List each line in which the string "合作单位" appears.

★ ★ ★ ★

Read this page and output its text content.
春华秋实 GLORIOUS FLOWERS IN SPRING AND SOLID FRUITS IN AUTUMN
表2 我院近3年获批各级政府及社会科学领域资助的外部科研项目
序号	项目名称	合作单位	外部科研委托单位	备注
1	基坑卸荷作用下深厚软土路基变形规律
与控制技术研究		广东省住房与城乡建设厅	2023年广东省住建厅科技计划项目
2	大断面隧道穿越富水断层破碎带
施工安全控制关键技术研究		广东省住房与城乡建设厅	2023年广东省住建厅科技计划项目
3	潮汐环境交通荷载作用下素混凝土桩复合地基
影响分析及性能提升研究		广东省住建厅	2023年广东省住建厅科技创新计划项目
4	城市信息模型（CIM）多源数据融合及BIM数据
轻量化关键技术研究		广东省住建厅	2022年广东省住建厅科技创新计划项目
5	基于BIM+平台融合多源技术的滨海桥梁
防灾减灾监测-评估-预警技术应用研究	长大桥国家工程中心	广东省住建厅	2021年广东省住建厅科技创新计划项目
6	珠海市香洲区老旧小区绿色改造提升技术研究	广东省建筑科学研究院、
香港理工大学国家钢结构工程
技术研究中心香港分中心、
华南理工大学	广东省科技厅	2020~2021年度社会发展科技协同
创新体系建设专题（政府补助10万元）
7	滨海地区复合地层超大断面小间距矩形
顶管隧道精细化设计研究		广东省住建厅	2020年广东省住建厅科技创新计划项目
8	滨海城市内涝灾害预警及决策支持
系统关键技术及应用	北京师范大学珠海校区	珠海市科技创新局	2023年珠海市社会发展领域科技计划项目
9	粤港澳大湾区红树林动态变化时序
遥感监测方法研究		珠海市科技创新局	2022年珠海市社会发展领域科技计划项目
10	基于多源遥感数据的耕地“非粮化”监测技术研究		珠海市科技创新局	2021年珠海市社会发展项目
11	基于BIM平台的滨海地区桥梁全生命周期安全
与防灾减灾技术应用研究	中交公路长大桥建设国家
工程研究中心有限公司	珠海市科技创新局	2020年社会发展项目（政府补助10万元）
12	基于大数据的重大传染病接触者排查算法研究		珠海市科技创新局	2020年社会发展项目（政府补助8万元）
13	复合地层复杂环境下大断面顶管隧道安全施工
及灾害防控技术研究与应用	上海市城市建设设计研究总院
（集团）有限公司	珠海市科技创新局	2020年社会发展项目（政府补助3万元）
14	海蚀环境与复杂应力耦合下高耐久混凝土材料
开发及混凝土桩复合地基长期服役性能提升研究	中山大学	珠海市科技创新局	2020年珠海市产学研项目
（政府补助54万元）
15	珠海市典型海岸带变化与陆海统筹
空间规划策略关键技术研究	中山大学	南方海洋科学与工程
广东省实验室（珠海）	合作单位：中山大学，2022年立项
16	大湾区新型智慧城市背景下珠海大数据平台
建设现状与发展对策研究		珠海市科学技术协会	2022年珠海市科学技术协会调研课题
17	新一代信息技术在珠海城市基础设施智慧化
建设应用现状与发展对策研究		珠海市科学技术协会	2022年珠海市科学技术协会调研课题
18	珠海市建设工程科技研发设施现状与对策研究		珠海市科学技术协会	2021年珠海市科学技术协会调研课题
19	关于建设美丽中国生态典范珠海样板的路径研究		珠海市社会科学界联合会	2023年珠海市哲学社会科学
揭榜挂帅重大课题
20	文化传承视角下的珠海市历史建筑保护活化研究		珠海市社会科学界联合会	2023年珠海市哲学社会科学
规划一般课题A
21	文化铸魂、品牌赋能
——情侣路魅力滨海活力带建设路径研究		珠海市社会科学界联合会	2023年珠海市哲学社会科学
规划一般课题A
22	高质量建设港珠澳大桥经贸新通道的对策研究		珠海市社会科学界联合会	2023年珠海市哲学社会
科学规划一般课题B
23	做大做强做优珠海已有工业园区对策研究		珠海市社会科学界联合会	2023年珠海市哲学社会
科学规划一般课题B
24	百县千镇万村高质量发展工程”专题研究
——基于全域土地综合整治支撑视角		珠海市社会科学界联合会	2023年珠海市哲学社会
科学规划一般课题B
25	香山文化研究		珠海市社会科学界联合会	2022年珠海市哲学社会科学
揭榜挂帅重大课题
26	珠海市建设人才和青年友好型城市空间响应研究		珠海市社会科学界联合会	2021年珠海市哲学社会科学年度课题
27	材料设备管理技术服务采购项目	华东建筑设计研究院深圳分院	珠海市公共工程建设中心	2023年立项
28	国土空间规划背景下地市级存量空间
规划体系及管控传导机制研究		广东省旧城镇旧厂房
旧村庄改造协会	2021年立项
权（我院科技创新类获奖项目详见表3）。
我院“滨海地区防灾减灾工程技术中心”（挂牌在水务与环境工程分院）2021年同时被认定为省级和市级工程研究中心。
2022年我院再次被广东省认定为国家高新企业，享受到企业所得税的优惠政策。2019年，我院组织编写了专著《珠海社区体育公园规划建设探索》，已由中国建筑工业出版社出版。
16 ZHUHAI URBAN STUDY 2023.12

★ ★ ★ ★

Exercise answer:
序号	项目名称	合作单位	外部科研委托单位	备注
广东省实验室（珠海）	合作单位：中山大学，2022年立项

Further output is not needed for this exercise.